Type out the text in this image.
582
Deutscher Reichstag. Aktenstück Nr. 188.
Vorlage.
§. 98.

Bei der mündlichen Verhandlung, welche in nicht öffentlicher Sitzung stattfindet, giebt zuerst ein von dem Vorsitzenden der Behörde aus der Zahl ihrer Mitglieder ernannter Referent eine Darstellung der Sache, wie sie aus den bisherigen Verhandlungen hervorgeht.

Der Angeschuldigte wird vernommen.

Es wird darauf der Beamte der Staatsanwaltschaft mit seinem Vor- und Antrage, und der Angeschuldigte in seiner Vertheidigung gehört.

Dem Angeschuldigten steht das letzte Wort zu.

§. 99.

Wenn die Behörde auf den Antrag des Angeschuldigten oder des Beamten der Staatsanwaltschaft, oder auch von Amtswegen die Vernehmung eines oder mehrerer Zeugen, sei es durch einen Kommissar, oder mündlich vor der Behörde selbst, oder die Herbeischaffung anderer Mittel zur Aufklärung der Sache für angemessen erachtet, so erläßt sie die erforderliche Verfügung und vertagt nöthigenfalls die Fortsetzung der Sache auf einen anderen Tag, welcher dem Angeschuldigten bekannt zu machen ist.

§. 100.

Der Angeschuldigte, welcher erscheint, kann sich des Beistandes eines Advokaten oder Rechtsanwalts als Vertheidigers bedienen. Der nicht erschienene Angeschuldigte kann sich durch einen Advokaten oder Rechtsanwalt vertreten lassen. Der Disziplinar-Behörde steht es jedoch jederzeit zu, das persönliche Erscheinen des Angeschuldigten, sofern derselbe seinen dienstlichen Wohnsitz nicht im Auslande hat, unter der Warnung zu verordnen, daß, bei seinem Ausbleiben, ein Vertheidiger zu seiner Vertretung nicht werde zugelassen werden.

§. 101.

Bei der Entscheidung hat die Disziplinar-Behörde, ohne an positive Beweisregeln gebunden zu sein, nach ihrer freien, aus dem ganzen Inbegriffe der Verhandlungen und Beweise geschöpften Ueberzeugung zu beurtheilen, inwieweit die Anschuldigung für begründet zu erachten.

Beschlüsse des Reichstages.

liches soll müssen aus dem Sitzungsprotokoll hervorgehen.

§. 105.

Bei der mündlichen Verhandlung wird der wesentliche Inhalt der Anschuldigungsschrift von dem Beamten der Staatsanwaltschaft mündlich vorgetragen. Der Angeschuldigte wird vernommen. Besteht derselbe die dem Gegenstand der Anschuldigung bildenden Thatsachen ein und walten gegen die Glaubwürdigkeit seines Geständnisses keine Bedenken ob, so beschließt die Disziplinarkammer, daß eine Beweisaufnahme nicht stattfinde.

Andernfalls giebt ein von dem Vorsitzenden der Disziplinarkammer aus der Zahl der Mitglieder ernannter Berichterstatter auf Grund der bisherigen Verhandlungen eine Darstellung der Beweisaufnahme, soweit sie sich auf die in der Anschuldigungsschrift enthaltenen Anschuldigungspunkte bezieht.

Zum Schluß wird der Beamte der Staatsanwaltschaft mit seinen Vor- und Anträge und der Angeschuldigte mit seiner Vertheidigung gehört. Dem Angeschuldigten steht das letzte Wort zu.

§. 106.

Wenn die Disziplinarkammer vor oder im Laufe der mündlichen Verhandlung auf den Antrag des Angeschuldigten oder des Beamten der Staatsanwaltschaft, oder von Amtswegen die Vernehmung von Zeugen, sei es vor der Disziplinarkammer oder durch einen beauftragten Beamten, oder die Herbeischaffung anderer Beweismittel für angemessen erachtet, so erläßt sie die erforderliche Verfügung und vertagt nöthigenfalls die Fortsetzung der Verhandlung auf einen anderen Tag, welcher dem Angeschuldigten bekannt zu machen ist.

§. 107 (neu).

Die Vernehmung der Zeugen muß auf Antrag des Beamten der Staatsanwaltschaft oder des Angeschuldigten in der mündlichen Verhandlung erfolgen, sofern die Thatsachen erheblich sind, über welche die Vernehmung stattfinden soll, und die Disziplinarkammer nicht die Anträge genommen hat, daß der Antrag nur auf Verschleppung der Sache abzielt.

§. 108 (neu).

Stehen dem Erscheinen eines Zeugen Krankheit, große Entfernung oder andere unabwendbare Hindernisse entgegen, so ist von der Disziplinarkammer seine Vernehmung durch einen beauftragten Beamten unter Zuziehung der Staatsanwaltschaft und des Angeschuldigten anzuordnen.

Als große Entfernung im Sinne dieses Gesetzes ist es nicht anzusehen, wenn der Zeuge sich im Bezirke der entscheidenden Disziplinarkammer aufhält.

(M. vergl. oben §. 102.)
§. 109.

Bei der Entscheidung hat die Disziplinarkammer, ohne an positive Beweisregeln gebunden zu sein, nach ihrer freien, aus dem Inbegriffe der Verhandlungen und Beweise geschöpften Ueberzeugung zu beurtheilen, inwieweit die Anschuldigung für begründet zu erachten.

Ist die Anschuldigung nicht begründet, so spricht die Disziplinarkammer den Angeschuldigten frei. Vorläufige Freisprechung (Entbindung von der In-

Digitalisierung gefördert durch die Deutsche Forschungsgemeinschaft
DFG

________

Problem description. Which lines of the records above contain the word "Beweise"? Report each one.

Task response.
Bei der Entscheidung hat die Disziplinar-Behörde, ohne an positive Beweisregeln gebunden zu sein, nach ihrer freien, aus dem ganzen Inbegriffe der Verhandlungen und Beweise geschöpften Ueberzeugung zu beurtheilen, inwieweit die Anschuldigung für begründet zu erachten.
Bei der Entscheidung hat die Disziplinarkammer, ohne an positive Beweisregeln gebunden zu sein, nach ihrer freien, aus dem Inbegriffe der Verhandlungen und Beweise geschöpften Ueberzeugung zu beurtheilen, inwieweit die Anschuldigung für begründet zu erachten.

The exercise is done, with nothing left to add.